Directions for this task: Find each line holding the word "true" and give the number of such lines, nothing else.

Supplied data:
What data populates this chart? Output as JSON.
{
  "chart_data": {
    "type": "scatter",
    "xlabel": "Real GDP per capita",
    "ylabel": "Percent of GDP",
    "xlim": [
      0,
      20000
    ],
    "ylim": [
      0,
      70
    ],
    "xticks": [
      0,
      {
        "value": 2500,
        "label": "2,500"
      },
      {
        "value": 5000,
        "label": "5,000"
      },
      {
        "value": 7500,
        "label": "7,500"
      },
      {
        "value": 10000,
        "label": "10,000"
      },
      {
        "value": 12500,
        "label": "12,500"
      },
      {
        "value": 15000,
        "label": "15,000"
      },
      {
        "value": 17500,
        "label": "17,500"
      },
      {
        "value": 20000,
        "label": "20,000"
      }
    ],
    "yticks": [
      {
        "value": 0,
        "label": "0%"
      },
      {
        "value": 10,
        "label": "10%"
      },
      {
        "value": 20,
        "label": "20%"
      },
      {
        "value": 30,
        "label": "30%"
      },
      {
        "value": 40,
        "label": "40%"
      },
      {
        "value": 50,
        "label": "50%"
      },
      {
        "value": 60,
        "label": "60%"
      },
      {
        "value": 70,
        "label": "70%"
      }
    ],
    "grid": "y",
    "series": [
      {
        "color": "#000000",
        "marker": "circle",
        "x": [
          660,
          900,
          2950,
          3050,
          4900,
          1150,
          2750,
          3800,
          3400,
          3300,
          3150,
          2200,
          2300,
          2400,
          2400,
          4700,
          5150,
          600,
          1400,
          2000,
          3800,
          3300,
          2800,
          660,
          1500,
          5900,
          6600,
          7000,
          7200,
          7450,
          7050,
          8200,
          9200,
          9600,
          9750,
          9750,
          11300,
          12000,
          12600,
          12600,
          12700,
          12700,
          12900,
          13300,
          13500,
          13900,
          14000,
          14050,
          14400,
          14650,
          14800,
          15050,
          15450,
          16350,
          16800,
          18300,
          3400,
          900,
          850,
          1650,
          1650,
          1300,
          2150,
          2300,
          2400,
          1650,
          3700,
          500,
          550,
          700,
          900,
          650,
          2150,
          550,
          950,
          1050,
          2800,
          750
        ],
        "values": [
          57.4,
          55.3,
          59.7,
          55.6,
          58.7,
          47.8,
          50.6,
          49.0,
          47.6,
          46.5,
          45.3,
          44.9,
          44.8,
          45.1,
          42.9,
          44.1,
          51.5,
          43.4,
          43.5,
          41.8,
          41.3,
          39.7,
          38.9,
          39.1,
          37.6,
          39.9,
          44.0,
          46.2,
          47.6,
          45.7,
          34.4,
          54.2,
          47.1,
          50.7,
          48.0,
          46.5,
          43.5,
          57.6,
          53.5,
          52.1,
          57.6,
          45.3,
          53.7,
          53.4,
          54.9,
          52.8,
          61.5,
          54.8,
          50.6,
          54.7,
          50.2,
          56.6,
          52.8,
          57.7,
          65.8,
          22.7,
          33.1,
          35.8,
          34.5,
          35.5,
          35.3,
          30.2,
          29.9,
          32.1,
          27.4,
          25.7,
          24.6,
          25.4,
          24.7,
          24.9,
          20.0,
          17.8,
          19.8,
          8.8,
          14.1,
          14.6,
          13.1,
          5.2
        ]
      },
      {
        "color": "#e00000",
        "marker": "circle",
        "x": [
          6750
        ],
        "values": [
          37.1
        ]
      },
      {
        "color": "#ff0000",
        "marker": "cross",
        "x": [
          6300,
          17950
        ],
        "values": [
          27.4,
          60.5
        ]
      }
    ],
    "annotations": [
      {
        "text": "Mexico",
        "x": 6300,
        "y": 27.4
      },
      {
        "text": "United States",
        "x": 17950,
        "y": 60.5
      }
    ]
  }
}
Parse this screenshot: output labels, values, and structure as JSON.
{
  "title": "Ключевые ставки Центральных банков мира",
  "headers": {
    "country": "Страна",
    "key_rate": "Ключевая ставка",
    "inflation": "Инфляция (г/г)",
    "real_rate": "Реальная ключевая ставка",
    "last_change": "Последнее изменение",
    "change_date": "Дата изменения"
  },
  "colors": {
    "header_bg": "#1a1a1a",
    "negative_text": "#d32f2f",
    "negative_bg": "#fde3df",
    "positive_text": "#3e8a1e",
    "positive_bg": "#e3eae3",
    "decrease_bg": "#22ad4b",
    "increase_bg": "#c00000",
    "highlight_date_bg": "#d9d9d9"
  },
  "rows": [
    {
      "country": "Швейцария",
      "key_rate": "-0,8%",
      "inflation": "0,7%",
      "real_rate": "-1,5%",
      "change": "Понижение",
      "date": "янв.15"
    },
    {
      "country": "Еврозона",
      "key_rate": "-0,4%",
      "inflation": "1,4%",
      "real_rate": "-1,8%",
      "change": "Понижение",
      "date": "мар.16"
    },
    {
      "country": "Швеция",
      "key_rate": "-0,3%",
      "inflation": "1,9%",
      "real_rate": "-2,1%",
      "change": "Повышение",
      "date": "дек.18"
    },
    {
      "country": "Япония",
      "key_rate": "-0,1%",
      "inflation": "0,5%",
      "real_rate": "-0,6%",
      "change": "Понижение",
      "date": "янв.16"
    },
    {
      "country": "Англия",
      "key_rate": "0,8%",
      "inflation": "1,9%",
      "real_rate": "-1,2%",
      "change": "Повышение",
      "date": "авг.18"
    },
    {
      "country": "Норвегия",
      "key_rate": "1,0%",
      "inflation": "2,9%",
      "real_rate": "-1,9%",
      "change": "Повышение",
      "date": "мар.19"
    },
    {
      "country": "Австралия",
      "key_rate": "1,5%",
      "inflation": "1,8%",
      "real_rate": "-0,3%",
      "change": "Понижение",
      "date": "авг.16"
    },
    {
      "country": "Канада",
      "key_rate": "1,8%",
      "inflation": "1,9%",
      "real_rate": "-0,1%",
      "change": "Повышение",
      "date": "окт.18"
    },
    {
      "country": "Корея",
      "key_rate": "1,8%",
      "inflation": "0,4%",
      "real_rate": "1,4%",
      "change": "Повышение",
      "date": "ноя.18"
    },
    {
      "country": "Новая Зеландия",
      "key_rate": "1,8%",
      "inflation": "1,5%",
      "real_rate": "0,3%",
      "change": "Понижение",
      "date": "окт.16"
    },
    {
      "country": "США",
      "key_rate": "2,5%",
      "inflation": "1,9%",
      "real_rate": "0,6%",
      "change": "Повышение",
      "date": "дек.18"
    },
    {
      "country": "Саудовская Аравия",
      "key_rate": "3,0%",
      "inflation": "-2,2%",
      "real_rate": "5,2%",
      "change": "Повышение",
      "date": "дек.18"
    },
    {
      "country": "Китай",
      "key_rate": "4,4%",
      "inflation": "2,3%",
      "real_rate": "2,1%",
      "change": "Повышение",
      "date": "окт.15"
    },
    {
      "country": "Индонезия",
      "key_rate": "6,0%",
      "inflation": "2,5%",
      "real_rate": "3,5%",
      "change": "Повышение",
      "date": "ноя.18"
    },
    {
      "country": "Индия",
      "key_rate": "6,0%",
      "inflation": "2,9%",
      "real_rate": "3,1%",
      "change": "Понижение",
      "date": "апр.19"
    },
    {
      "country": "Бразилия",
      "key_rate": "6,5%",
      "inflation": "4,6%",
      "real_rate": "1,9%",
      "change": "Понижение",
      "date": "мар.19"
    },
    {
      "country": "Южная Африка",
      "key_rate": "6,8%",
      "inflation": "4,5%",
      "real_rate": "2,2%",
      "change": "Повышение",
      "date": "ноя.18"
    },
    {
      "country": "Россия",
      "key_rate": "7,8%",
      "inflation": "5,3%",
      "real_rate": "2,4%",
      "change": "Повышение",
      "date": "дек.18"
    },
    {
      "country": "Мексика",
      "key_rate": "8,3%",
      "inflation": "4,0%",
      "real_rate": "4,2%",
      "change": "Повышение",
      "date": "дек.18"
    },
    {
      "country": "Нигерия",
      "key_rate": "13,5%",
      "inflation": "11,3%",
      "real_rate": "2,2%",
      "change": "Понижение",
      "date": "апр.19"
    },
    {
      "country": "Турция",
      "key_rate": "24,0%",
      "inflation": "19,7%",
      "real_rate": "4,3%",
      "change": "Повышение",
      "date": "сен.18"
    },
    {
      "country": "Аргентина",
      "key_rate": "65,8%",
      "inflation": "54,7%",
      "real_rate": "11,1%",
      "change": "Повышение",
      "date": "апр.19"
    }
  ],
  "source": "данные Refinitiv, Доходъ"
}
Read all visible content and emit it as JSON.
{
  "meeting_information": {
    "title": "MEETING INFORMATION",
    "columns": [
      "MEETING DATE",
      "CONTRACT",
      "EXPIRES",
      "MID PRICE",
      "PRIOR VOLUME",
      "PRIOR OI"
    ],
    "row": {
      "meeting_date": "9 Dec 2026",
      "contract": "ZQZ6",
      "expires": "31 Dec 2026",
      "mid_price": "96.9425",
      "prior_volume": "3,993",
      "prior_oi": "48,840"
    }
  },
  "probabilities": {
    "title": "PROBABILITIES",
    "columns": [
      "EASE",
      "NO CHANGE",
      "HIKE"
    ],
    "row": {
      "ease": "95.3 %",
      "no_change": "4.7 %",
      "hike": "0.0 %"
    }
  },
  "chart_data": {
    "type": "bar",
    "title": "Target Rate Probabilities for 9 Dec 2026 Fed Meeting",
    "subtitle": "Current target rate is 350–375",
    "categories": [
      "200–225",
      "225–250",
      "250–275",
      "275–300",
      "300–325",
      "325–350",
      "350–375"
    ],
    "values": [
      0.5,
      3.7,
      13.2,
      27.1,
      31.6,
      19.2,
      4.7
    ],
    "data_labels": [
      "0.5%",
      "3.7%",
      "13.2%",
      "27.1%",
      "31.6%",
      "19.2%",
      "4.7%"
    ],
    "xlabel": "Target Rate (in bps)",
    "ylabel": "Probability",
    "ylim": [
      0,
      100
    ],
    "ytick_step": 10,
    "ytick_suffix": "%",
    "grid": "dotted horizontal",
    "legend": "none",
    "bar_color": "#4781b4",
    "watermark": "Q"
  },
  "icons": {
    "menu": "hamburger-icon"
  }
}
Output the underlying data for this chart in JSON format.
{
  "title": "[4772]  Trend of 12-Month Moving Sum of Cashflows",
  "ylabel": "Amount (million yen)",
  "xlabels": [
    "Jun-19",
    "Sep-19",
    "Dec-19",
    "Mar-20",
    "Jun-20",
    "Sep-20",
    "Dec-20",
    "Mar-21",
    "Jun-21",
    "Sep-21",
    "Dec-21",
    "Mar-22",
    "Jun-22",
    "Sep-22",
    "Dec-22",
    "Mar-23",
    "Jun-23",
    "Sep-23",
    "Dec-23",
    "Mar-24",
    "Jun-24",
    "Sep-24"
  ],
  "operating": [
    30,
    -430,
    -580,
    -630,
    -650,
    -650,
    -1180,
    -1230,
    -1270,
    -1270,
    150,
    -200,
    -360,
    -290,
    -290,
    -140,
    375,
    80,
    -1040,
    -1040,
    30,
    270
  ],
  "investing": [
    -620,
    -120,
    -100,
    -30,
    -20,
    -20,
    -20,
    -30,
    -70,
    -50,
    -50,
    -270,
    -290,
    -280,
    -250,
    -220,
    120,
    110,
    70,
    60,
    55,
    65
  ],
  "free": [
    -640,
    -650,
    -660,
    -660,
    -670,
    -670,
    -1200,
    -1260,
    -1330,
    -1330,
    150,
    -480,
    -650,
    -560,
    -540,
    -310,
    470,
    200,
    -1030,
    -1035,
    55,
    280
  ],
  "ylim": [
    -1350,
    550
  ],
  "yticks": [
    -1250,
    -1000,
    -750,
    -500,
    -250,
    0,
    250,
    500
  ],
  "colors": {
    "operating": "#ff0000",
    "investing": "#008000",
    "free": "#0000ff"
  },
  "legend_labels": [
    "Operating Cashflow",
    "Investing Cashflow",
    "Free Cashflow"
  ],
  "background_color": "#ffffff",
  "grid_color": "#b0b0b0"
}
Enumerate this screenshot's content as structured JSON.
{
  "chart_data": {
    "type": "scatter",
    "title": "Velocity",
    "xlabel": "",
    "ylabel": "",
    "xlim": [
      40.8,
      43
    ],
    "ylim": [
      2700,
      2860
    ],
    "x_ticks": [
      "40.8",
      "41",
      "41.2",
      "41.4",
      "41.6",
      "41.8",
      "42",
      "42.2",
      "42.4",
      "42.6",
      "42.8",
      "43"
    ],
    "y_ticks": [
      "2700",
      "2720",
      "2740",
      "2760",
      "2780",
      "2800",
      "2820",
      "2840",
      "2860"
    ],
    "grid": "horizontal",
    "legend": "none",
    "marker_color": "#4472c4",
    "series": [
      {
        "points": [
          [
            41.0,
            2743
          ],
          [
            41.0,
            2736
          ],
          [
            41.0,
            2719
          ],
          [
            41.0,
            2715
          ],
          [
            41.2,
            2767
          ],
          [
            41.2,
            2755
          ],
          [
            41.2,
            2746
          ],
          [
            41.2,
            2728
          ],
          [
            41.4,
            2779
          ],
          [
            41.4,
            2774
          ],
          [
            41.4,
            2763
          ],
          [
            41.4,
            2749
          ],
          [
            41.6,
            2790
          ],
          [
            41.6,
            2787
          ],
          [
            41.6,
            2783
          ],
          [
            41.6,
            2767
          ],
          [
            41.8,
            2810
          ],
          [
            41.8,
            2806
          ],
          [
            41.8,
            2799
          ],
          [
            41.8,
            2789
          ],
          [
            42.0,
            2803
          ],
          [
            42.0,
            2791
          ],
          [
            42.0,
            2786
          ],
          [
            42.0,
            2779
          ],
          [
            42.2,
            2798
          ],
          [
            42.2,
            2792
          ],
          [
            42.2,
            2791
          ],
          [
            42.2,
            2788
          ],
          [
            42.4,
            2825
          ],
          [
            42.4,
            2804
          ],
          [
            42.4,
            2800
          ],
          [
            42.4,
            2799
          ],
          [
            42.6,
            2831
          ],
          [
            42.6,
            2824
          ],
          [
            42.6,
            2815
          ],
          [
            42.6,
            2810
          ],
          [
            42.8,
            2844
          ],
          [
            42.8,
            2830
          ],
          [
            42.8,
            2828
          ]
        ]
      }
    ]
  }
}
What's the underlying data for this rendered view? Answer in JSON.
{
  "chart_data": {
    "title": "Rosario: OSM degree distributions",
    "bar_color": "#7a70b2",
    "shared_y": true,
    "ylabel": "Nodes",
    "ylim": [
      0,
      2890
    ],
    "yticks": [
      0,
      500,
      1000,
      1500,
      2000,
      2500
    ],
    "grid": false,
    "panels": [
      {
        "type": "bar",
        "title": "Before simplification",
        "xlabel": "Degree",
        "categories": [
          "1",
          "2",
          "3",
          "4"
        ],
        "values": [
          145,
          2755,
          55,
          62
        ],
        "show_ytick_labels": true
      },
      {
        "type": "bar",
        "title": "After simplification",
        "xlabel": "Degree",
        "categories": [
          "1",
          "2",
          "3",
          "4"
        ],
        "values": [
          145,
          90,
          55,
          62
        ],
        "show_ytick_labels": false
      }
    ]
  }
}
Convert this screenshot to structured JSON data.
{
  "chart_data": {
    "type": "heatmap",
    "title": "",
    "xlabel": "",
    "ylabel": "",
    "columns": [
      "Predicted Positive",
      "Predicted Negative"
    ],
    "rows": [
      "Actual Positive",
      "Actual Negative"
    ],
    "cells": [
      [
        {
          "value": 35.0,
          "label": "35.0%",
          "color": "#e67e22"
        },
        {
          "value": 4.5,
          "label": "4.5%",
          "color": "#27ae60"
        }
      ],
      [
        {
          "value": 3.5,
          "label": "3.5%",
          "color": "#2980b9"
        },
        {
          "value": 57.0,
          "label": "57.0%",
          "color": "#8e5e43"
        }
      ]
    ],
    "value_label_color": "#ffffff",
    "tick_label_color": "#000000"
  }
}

Answer to this task: 2